start

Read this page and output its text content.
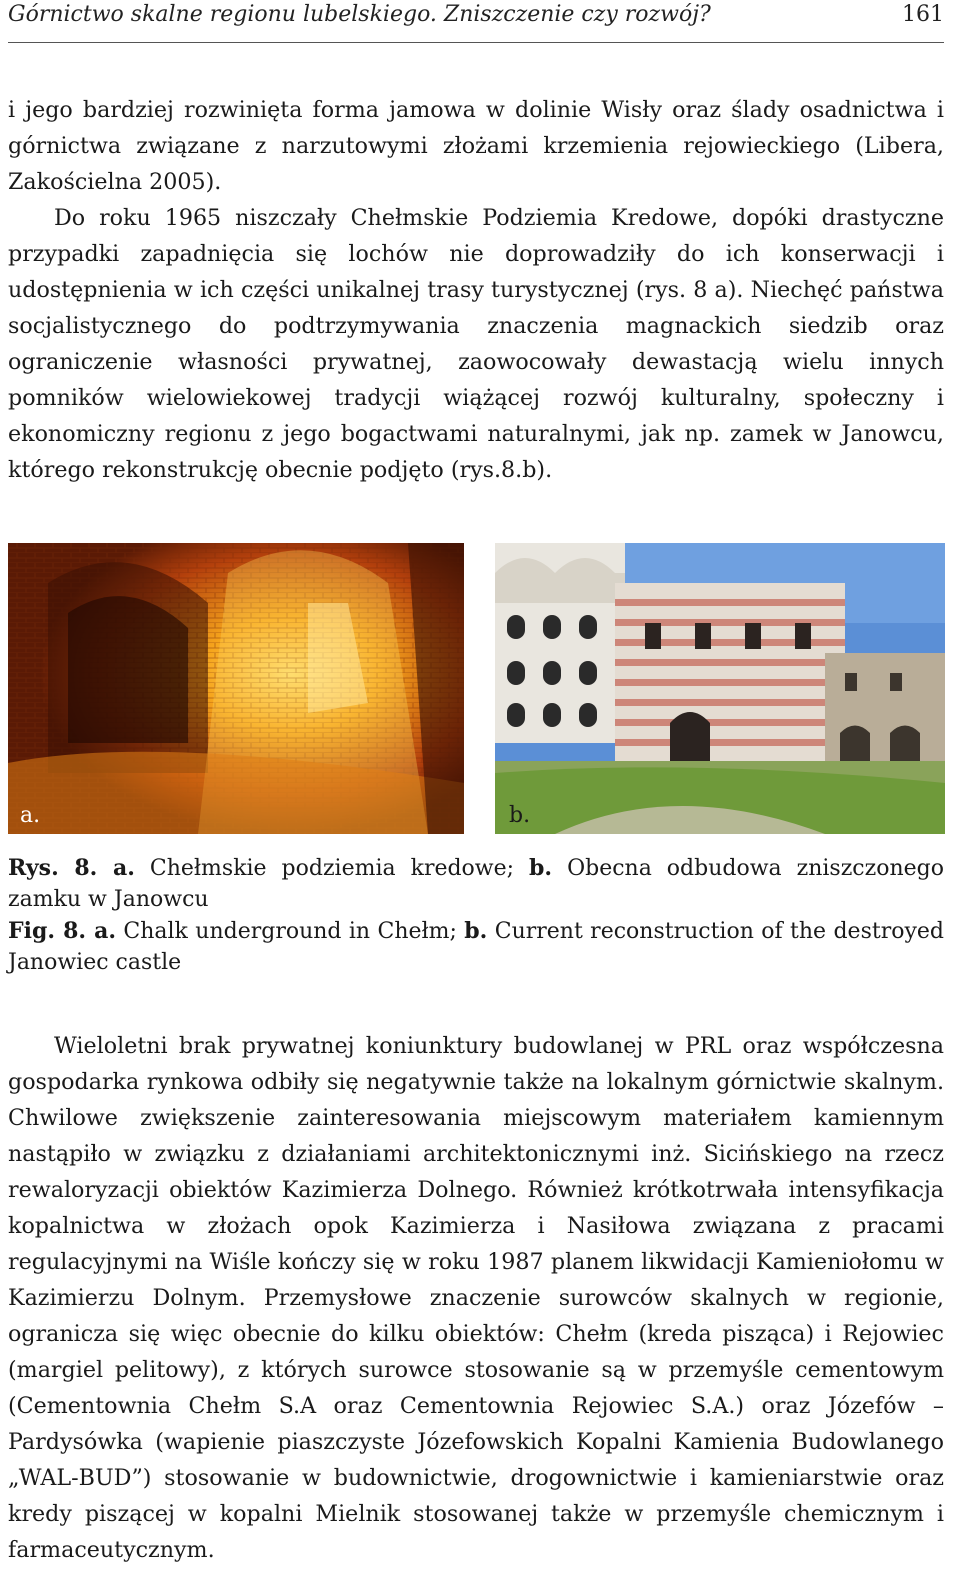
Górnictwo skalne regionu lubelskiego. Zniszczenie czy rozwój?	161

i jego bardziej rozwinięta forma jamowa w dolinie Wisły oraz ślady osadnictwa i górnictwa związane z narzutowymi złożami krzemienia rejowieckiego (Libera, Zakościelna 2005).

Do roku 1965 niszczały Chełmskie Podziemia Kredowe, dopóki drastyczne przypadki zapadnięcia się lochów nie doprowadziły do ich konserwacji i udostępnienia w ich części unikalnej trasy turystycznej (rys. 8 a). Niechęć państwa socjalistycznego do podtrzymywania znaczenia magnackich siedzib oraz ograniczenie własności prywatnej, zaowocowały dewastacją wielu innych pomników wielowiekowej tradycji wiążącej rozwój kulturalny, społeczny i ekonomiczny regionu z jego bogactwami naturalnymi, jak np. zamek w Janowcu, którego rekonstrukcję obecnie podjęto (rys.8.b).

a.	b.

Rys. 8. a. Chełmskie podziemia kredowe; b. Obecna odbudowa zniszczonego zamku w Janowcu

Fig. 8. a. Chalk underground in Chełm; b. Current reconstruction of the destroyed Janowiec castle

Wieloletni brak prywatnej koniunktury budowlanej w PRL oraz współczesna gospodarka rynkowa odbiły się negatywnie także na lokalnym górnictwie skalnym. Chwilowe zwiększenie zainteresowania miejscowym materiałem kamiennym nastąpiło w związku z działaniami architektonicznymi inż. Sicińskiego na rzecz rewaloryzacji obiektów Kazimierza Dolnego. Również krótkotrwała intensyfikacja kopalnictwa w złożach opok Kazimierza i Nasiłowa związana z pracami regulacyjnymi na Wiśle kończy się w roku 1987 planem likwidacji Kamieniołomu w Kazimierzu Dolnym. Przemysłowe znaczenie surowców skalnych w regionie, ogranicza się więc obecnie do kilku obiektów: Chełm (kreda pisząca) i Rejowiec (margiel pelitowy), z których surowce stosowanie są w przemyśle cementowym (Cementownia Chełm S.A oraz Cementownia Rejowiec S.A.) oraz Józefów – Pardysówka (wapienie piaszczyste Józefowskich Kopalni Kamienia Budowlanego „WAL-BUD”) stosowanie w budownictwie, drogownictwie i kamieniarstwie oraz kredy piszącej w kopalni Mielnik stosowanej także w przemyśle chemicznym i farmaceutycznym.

end

# JOB
Locate all lines in the listing above with the word "jego". Copy them.

# EXPECTED ANSWER
i jego bardziej rozwinięta forma jamowa w dolinie Wisły oraz ślady osadnictwa i górnictwa związane z narzutowymi złożami krzemienia rejowieckiego (Libera, Zakościelna 2005).
Do roku 1965 niszczały Chełmskie Podziemia Kredowe, dopóki drastyczne przypadki zapadnięcia się lochów nie doprowadziły do ich konserwacji i udostępnienia w ich części unikalnej trasy turystycznej (rys. 8 a). Niechęć państwa socjalistycznego do podtrzymywania znaczenia magnackich siedzib oraz ograniczenie własności prywatnej, zaowocowały dewastacją wielu innych pomników wielowiekowej tradycji wiążącej rozwój kulturalny, społeczny i ekonomiczny regionu z jego bogactwami naturalnymi, jak np. zamek w Janowcu, którego rekonstrukcję obecnie podjęto (rys.8.b).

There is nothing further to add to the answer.